DATA FOR THIS EXERCISE =>
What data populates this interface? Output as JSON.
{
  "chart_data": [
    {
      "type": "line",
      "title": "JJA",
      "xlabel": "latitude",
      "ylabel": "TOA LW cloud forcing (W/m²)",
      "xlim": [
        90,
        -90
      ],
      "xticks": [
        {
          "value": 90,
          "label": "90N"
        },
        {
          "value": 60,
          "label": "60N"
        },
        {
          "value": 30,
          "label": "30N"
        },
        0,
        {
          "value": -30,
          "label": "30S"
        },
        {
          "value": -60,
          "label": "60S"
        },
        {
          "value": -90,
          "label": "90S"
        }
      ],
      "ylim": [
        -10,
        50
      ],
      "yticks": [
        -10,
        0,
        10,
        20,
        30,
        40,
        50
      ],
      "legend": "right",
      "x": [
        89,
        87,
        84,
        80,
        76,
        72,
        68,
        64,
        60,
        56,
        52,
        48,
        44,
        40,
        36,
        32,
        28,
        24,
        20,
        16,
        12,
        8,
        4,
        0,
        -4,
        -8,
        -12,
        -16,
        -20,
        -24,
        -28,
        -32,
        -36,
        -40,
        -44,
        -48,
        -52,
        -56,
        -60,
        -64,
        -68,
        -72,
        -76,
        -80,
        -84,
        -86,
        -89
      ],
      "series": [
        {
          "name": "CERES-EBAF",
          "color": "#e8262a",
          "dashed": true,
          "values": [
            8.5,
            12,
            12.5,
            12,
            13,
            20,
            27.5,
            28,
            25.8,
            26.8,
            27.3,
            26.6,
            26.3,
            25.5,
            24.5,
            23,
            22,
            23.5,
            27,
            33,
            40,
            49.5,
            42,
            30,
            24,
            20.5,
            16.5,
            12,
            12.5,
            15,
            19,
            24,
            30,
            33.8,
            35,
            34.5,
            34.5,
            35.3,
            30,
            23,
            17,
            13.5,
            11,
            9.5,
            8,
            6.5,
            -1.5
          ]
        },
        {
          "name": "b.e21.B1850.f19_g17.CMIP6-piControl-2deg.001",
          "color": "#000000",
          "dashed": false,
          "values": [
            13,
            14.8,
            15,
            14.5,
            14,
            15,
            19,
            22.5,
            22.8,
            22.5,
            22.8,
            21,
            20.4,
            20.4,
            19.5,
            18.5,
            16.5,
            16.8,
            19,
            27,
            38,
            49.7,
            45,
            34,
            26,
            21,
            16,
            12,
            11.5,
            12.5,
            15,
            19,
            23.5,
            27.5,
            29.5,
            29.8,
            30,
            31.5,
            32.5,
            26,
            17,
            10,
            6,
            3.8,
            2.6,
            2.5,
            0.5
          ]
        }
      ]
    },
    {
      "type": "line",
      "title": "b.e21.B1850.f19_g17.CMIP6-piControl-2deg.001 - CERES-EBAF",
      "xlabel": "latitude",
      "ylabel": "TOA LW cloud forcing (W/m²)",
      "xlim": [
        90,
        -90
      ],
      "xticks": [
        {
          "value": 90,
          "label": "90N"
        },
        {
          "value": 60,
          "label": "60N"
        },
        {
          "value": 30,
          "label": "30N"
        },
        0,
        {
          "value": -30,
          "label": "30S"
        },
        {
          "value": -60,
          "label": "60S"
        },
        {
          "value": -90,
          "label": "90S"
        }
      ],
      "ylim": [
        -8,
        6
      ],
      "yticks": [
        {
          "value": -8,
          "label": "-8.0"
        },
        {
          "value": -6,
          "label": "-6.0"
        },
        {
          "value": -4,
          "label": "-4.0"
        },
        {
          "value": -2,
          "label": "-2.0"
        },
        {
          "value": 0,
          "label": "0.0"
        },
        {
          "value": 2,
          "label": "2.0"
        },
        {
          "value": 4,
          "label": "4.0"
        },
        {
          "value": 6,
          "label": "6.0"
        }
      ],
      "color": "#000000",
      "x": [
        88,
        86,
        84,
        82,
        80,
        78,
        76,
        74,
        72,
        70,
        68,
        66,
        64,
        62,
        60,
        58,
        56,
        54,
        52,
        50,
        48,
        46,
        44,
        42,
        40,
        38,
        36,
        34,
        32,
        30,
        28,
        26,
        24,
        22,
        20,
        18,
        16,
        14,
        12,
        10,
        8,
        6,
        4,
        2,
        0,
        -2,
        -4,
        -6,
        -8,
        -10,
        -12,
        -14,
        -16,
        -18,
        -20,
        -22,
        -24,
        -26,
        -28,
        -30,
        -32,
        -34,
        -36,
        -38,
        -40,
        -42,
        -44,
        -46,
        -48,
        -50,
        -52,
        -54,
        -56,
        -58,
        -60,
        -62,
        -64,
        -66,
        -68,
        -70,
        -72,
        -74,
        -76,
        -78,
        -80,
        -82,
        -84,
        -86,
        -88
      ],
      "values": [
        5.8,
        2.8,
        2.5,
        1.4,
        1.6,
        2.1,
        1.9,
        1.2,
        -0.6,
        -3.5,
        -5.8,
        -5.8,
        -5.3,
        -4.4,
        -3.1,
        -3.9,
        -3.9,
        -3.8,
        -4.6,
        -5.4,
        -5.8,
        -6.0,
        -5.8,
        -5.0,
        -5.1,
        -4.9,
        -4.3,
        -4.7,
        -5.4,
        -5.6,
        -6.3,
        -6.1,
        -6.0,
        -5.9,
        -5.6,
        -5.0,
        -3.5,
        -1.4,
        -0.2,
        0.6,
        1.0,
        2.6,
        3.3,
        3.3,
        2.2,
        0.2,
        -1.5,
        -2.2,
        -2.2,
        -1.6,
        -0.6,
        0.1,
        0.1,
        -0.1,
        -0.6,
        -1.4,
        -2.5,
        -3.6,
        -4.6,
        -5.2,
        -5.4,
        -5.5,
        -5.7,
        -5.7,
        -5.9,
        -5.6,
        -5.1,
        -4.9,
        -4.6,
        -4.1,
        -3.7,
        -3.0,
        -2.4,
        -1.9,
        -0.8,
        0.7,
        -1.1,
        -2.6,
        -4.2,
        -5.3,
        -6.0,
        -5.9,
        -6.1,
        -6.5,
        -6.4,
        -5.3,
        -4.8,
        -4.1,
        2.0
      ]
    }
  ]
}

WORK TO COMPLETE =>
Word for word, extract all the records.

SOLUTION FOR THIS EXERCISE =>
What data populates this interface? Output as JSON.
{
  "chart_data": [
    {
      "type": "line",
      "title": "JJA",
      "xlabel": "latitude",
      "ylabel": "TOA LW cloud forcing (W/m²)",
      "xlim": [
        90,
        -90
      ],
      "xticks": [
        {
          "value": 90,
          "label": "90N"
        },
        {
          "value": 60,
          "label": "60N"
        },
        {
          "value": 30,
          "label": "30N"
        },
        0,
        {
          "value": -30,
          "label": "30S"
        },
        {
          "value": -60,
          "label": "60S"
        },
        {
          "value": -90,
          "label": "90S"
        }
      ],
      "ylim": [
        -10,
        50
      ],
      "yticks": [
        -10,
        0,
        10,
        20,
        30,
        40,
        50
      ],
      "legend": "right",
      "x": [
        89,
        87,
        84,
        80,
        76,
        72,
        68,
        64,
        60,
        56,
        52,
        48,
        44,
        40,
        36,
        32,
        28,
        24,
        20,
        16,
        12,
        8,
        4,
        0,
        -4,
        -8,
        -12,
        -16,
        -20,
        -24,
        -28,
        -32,
        -36,
        -40,
        -44,
        -48,
        -52,
        -56,
        -60,
        -64,
        -68,
        -72,
        -76,
        -80,
        -84,
        -86,
        -89
      ],
      "series": [
        {
          "name": "CERES-EBAF",
          "color": "#e8262a",
          "dashed": true,
          "values": [
            8.5,
            12,
            12.5,
            12,
            13,
            20,
            27.5,
            28,
            25.8,
            26.8,
            27.3,
            26.6,
            26.3,
            25.5,
            24.5,
            23,
            22,
            23.5,
            27,
            33,
            40,
            49.5,
            42,
            30,
            24,
            20.5,
            16.5,
            12,
            12.5,
            15,
            19,
            24,
            30,
            33.8,
            35,
            34.5,
            34.5,
            35.3,
            30,
            23,
            17,
            13.5,
            11,
            9.5,
            8,
            6.5,
            -1.5
          ]
        },
        {
          "name": "b.e21.B1850.f19_g17.CMIP6-piControl-2deg.001",
          "color": "#000000",
          "dashed": false,
          "values": [
            13,
            14.8,
            15,
            14.5,
            14,
            15,
            19,
            22.5,
            22.8,
            22.5,
            22.8,
            21,
            20.4,
            20.4,
            19.5,
            18.5,
            16.5,
            16.8,
            19,
            27,
            38,
            49.7,
            45,
            34,
            26,
            21,
            16,
            12,
            11.5,
            12.5,
            15,
            19,
            23.5,
            27.5,
            29.5,
            29.8,
            30,
            31.5,
            32.5,
            26,
            17,
            10,
            6,
            3.8,
            2.6,
            2.5,
            0.5
          ]
        }
      ]
    },
    {
      "type": "line",
      "title": "b.e21.B1850.f19_g17.CMIP6-piControl-2deg.001 - CERES-EBAF",
      "xlabel": "latitude",
      "ylabel": "TOA LW cloud forcing (W/m²)",
      "xlim": [
        90,
        -90
      ],
      "xticks": [
        {
          "value": 90,
          "label": "90N"
        },
        {
          "value": 60,
          "label": "60N"
        },
        {
          "value": 30,
          "label": "30N"
        },
        0,
        {
          "value": -30,
          "label": "30S"
        },
        {
          "value": -60,
          "label": "60S"
        },
        {
          "value": -90,
          "label": "90S"
        }
      ],
      "ylim": [
        -8,
        6
      ],
      "yticks": [
        {
          "value": -8,
          "label": "-8.0"
        },
        {
          "value": -6,
          "label": "-6.0"
        },
        {
          "value": -4,
          "label": "-4.0"
        },
        {
          "value": -2,
          "label": "-2.0"
        },
        {
          "value": 0,
          "label": "0.0"
        },
        {
          "value": 2,
          "label": "2.0"
        },
        {
          "value": 4,
          "label": "4.0"
        },
        {
          "value": 6,
          "label": "6.0"
        }
      ],
      "color": "#000000",
      "x": [
        88,
        86,
        84,
        82,
        80,
        78,
        76,
        74,
        72,
        70,
        68,
        66,
        64,
        62,
        60,
        58,
        56,
        54,
        52,
        50,
        48,
        46,
        44,
        42,
        40,
        38,
        36,
        34,
        32,
        30,
        28,
        26,
        24,
        22,
        20,
        18,
        16,
        14,
        12,
        10,
        8,
        6,
        4,
        2,
        0,
        -2,
        -4,
        -6,
        -8,
        -10,
        -12,
        -14,
        -16,
        -18,
        -20,
        -22,
        -24,
        -26,
        -28,
        -30,
        -32,
        -34,
        -36,
        -38,
        -40,
        -42,
        -44,
        -46,
        -48,
        -50,
        -52,
        -54,
        -56,
        -58,
        -60,
        -62,
        -64,
        -66,
        -68,
        -70,
        -72,
        -74,
        -76,
        -78,
        -80,
        -82,
        -84,
        -86,
        -88
      ],
      "values": [
        5.8,
        2.8,
        2.5,
        1.4,
        1.6,
        2.1,
        1.9,
        1.2,
        -0.6,
        -3.5,
        -5.8,
        -5.8,
        -5.3,
        -4.4,
        -3.1,
        -3.9,
        -3.9,
        -3.8,
        -4.6,
        -5.4,
        -5.8,
        -6.0,
        -5.8,
        -5.0,
        -5.1,
        -4.9,
        -4.3,
        -4.7,
        -5.4,
        -5.6,
        -6.3,
        -6.1,
        -6.0,
        -5.9,
        -5.6,
        -5.0,
        -3.5,
        -1.4,
        -0.2,
        0.6,
        1.0,
        2.6,
        3.3,
        3.3,
        2.2,
        0.2,
        -1.5,
        -2.2,
        -2.2,
        -1.6,
        -0.6,
        0.1,
        0.1,
        -0.1,
        -0.6,
        -1.4,
        -2.5,
        -3.6,
        -4.6,
        -5.2,
        -5.4,
        -5.5,
        -5.7,
        -5.7,
        -5.9,
        -5.6,
        -5.1,
        -4.9,
        -4.6,
        -4.1,
        -3.7,
        -3.0,
        -2.4,
        -1.9,
        -0.8,
        0.7,
        -1.1,
        -2.6,
        -4.2,
        -5.3,
        -6.0,
        -5.9,
        -6.1,
        -6.5,
        -6.4,
        -5.3,
        -4.8,
        -4.1,
        2.0
      ]
    }
  ]
}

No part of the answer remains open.